Records that describe figures -

-=-=-=-=-

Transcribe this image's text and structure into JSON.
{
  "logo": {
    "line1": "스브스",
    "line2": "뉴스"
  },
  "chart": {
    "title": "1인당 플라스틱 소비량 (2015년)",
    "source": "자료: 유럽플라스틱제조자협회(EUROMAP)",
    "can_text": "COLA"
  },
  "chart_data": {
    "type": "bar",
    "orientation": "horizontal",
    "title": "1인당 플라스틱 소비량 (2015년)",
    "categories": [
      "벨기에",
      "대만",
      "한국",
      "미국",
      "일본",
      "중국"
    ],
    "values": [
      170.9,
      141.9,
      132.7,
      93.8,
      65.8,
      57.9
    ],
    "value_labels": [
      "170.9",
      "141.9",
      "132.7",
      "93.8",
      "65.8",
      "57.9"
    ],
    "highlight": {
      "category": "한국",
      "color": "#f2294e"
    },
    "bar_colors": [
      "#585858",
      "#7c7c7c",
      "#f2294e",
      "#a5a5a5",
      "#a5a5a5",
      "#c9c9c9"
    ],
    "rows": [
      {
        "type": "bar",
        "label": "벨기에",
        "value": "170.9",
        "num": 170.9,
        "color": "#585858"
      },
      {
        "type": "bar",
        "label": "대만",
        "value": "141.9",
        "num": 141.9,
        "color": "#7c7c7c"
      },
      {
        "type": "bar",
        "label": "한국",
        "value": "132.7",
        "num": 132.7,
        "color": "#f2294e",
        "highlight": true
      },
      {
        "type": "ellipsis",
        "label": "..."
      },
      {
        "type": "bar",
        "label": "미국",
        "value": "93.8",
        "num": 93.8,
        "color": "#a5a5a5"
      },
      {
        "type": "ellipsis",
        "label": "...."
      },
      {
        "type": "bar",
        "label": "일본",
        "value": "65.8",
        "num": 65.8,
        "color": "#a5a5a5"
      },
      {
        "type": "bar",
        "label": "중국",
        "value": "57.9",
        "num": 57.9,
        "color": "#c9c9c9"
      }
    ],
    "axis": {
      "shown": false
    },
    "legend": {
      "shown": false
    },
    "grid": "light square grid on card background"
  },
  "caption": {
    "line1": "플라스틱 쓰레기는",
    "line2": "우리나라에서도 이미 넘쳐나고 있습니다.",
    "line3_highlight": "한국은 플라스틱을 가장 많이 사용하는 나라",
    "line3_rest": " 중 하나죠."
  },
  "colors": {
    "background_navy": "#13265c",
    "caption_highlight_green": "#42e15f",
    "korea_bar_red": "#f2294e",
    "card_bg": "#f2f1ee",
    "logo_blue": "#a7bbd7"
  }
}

-=-=-=-=-

Faithfully reproduce all of the records, character for character.

Transcribe this image's text and structure into JSON.
{
  "logo": {
    "line1": "스브스",
    "line2": "뉴스"
  },
  "chart": {
    "title": "1인당 플라스틱 소비량 (2015년)",
    "source": "자료: 유럽플라스틱제조자협회(EUROMAP)",
    "can_text": "COLA"
  },
  "chart_data": {
    "type": "bar",
    "orientation": "horizontal",
    "title": "1인당 플라스틱 소비량 (2015년)",
    "categories": [
      "벨기에",
      "대만",
      "한국",
      "미국",
      "일본",
      "중국"
    ],
    "values": [
      170.9,
      141.9,
      132.7,
      93.8,
      65.8,
      57.9
    ],
    "value_labels": [
      "170.9",
      "141.9",
      "132.7",
      "93.8",
      "65.8",
      "57.9"
    ],
    "highlight": {
      "category": "한국",
      "color": "#f2294e"
    },
    "bar_colors": [
      "#585858",
      "#7c7c7c",
      "#f2294e",
      "#a5a5a5",
      "#a5a5a5",
      "#c9c9c9"
    ],
    "rows": [
      {
        "type": "bar",
        "label": "벨기에",
        "value": "170.9",
        "num": 170.9,
        "color": "#585858"
      },
      {
        "type": "bar",
        "label": "대만",
        "value": "141.9",
        "num": 141.9,
        "color": "#7c7c7c"
      },
      {
        "type": "bar",
        "label": "한국",
        "value": "132.7",
        "num": 132.7,
        "color": "#f2294e",
        "highlight": true
      },
      {
        "type": "ellipsis",
        "label": "..."
      },
      {
        "type": "bar",
        "label": "미국",
        "value": "93.8",
        "num": 93.8,
        "color": "#a5a5a5"
      },
      {
        "type": "ellipsis",
        "label": "...."
      },
      {
        "type": "bar",
        "label": "일본",
        "value": "65.8",
        "num": 65.8,
        "color": "#a5a5a5"
      },
      {
        "type": "bar",
        "label": "중국",
        "value": "57.9",
        "num": 57.9,
        "color": "#c9c9c9"
      }
    ],
    "axis": {
      "shown": false
    },
    "legend": {
      "shown": false
    },
    "grid": "light square grid on card background"
  },
  "caption": {
    "line1": "플라스틱 쓰레기는",
    "line2": "우리나라에서도 이미 넘쳐나고 있습니다.",
    "line3_highlight": "한국은 플라스틱을 가장 많이 사용하는 나라",
    "line3_rest": " 중 하나죠."
  },
  "colors": {
    "background_navy": "#13265c",
    "caption_highlight_green": "#42e15f",
    "korea_bar_red": "#f2294e",
    "card_bg": "#f2f1ee",
    "logo_blue": "#a7bbd7"
  }
}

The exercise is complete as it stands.